Stored items:
START

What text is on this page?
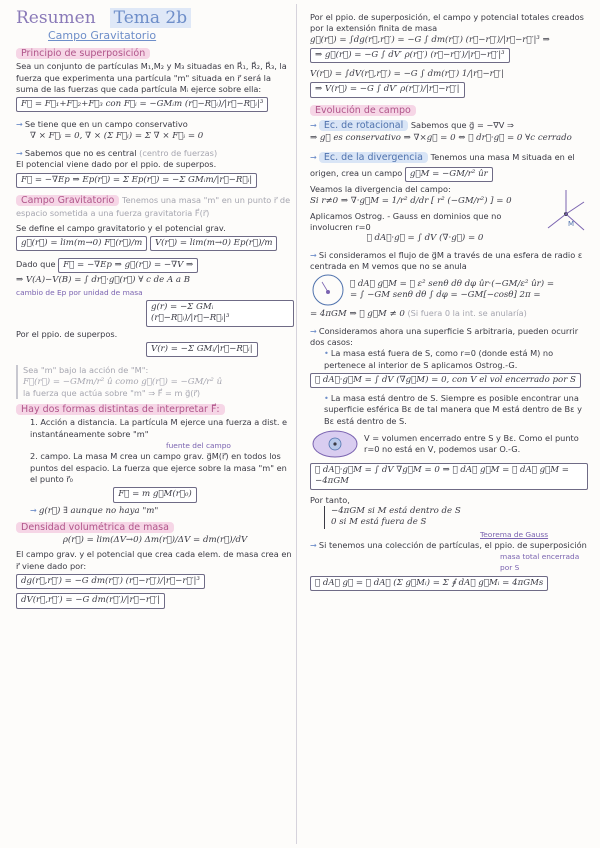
Resumen Tema 2b
Campo Gravitatorio
Principio de superposición
Sea un conjunto de partículas M₁,M₂ y M₃ situadas en R⃗₁, R⃗₂, R⃗₃, la fuerza que experimenta una partícula "m" situada en r⃗ será la suma de las fuerzas que cada partícula Mᵢ ejerce sobre ella:
F⃗ = F⃗₁+F⃗₂+F⃗₃ con F⃗ᵢ = −GMᵢm (r⃗−R⃗ᵢ)/|r⃗−R⃗ᵢ|³
➞ Se tiene que en un campo conservativo
∇ × F⃗ᵢ = 0, ∇ × (Σ F⃗ᵢ) = Σ ∇ × F⃗ᵢ = 0
➞ Sabemos que no es central (centro de fuerzas)
El potencial viene dado por el ppio. de superpos.
F⃗ = −∇Ep ⇒ Ep(r⃗) = Σ Ep(r⃗) = −Σ GMᵢm/|r⃗−R⃗ᵢ|
Campo Gravitatorio Tenemos una masa "m" en un punto r⃗ de espacio sometida a una fuerza gravitatoria F⃗(r⃗)
Se define el campo gravitatorio y el potencial grav.
g⃗(r⃗) = lim(m→0) F⃗(r⃗)/m V(r⃗) = lim(m→0) Ep(r⃗)/m
Dado que F⃗ = −∇Ep ⇒ g⃗(r⃗) = −∇V ⇒
⇒ V(A)−V(B) = ∫ dr⃗·g⃗(r⃗) ∀ c de A a B
cambio de Ep por unidad de masa
g(r) = −Σ GMᵢ (r⃗−R⃗ᵢ)/|r⃗−R⃗ᵢ|³
Por el ppio. de superpos.
V(r) = −Σ GMᵢ/|r⃗−R⃗ᵢ|
Sea "m" bajo la acción de "M":
F⃗(r⃗) = −GMm/r² û como g⃗(r⃗) = −GM/r² û
la fuerza que actúa sobre "m" ⇒ F⃗ = m g⃗(r⃗)
Hay dos formas distintas de interpretar F⃗:
1. Acción a distancia. La partícula M ejerce una fuerza a dist. e instantáneamente sobre "m"
fuente del campo
2. campo. La masa M crea un campo grav. g⃗M(r⃗) en todos los puntos del espacio. La fuerza que ejerce sobre la masa "m" en el punto r⃗₀
F⃗ = m g⃗M(r⃗₀)
➞ g(r⃗) ∃ aunque no haya "m"
Densidad volumétrica de masa
ρ(r⃗) = lim(ΔV→0) Δm(r⃗)/ΔV = dm(r⃗)/dV
El campo grav. y el potencial que crea cada elem. de masa crea en r⃗ viene dado por:
dg(r⃗,r⃗′) = −G dm(r⃗′) (r⃗−r⃗′)/|r⃗−r⃗′|³ dV(r⃗,r⃗′) = −G dm(r⃗′)/|r⃗−r⃗′|
Por el ppio. de superposición, el campo y potencial totales creados por la extensión finita de masa
g⃗(r⃗) = ∫dg(r⃗,r⃗′) = −G ∫ dm(r⃗′) (r⃗−r⃗′)/|r⃗−r⃗′|³ ⇒
⇒ g⃗(r⃗) = −G ∫ dV′ ρ(r⃗′) (r⃗−r⃗′)/|r⃗−r⃗′|³
V(r⃗) = ∫dV(r⃗,r⃗′) = −G ∫ dm(r⃗′) 1/|r⃗−r⃗′|
⇒ V(r⃗) = −G ∫ dV′ ρ(r⃗′)/|r⃗−r⃗′|
Evolución de campo
➞ Ec. de rotacional Sabemos que g⃗ = −∇V ⇒
⇒ g⃗ es conservativo ⇒ ∇×g⃗ = 0 ⇔ ∮ dr⃗·g⃗ = 0 ∀c cerrado
➞ Ec. de la divergencia Tenemos una masa M situada en el origen, crea un campo g⃗M = −GM/r² ûr
Veamos la divergencia del campo:
Si r≠0 ⇒ ∇·g⃗M = 1/r² d/dr [ r² (−GM/r²) ] = 0
Aplicamos Ostrog. - Gauss en dominios que no involucren r=0
∮ dA⃗·g⃗ = ∫ dV (∇·g⃗) = 0
M
➞ Si consideramos el flujo de g⃗M a través de una esfera de radio ε centrada en M vemos que no se anula
∮ dA⃗ g⃗M = ∮ ε² senθ dθ dφ ûr·(−GM/ε² ûr) =
= ∫ −GM senθ dθ ∫ dφ = −GM[−cosθ] 2π =
= 4πGM ⇒ ∮ g⃗M ≠ 0 (Si fuera 0 la int. se anularía)
➞ Consideramos ahora una superficie S arbitraria, pueden ocurrir dos casos:
• La masa está fuera de S, como r=0 (donde está M) no pertenece al interior de S aplicamos Ostrog.-G.
∮ dA⃗·g⃗M = ∫ dV (∇g⃗M) = 0, con V el vol encerrado por S
• La masa está dentro de S. Siempre es posible encontrar una superficie esférica Bε de tal manera que M está dentro de Bε y Bε está dentro de S.
V = volumen encerrado entre S y Bε. Como el punto r=0 no está en V, podemos usar O.-G.
∮ dA⃗·g⃗M = ∫ dV ∇g⃗M = 0 ⇒ ∮ dA⃗ g⃗M = ∮ dA⃗ g⃗M = −4πGM
Por tanto,
−4πGM si M está dentro de S
0 si M está fuera de S
Teorema de Gauss
➞ Si tenemos una colección de partículas, el ppio. de superposición
masa total encerrada por S
∮ dA⃗ g⃗ = ∮ dA⃗ (Σ g⃗Mᵢ) = Σ ∮ dA⃗ g⃗Mᵢ = 4πGMs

END

**REQUIRED WORK**. How many lines in the listing above contain "dentro"? Answer with the number alone.

**EXPECTED ANSWER**. 2